The entries below are to be transcribed in full, without their images.
>> start Records supplied
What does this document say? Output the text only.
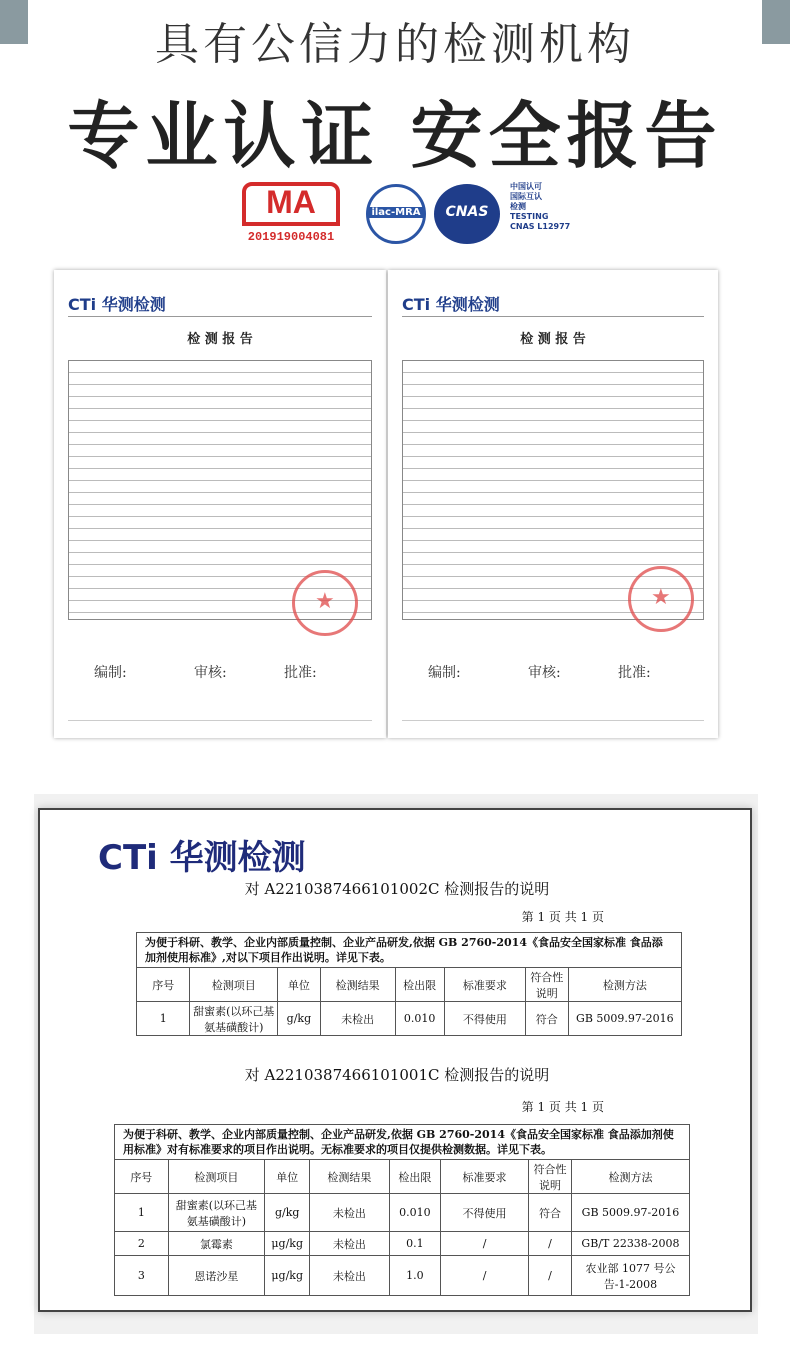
具有公信力的检测机构
专业认证 安全报告
MA
201919004081
ilac-MRA	CNAS
中国认可
国际互认
检测
TESTING
CNAS L12977
CTi 华测检测
检 测 报 告
★
编制:	审核:	批准:
CTi 华测检测
检 测 报 告
★
编制:	审核:	批准:
CTi 华测检测
对 A2210387466101002C 检测报告的说明
第 1 页 共 1 页
为便于科研、教学、企业内部质量控制、企业产品研发,依据 GB 2760-2014《食品安全国家标准 食品添加剂使用标准》,对以下项目作出说明。详见下表。							
序号	检测项目	单位	检测结果	检出限	标准要求	符合性说明	检测方法
1	甜蜜素(以环己基氨基磺酸计)	g/kg	未检出	0.010	不得使用	符合	GB 5009.97-2016
对 A2210387466101001C 检测报告的说明
第 1 页 共 1 页
为便于科研、教学、企业内部质量控制、企业产品研发,依据 GB 2760-2014《食品安全国家标准 食品添加剂使用标准》对有标准要求的项目作出说明。无标准要求的项目仅提供检测数据。详见下表。							
序号	检测项目	单位	检测结果	检出限	标准要求	符合性说明	检测方法
1	甜蜜素(以环己基氨基磺酸计)	g/kg	未检出	0.010	不得使用	符合	GB 5009.97-2016
2	氯霉素	μg/kg	未检出	0.1	/	/	GB/T 22338-2008
3	恩诺沙星	μg/kg	未检出	1.0	/	/	农业部 1077 号公告-1-2008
>> end Records supplied
**Expected output:**
What does this document say? Output the text only.
具有公信力的检测机构
专业认证 安全报告
MA
201919004081
ilac-MRA	CNAS
中国认可
国际互认
检测
TESTING
CNAS L12977
CTi 华测检测
检 测 报 告
★
编制:	审核:	批准:
CTi 华测检测
检 测 报 告
★
编制:	审核:	批准:
CTi 华测检测
对 A2210387466101002C 检测报告的说明
第 1 页 共 1 页
为便于科研、教学、企业内部质量控制、企业产品研发,依据 GB 2760-2014《食品安全国家标准 食品添加剂使用标准》,对以下项目作出说明。详见下表。							
序号	检测项目	单位	检测结果	检出限	标准要求	符合性说明	检测方法
1	甜蜜素(以环己基氨基磺酸计)	g/kg	未检出	0.010	不得使用	符合	GB 5009.97-2016
对 A2210387466101001C 检测报告的说明
第 1 页 共 1 页
为便于科研、教学、企业内部质量控制、企业产品研发,依据 GB 2760-2014《食品安全国家标准 食品添加剂使用标准》对有标准要求的项目作出说明。无标准要求的项目仅提供检测数据。详见下表。							
序号	检测项目	单位	检测结果	检出限	标准要求	符合性说明	检测方法
1	甜蜜素(以环己基氨基磺酸计)	g/kg	未检出	0.010	不得使用	符合	GB 5009.97-2016
2	氯霉素	μg/kg	未检出	0.1	/	/	GB/T 22338-2008
3	恩诺沙星	μg/kg	未检出	1.0	/	/	农业部 1077 号公告-1-2008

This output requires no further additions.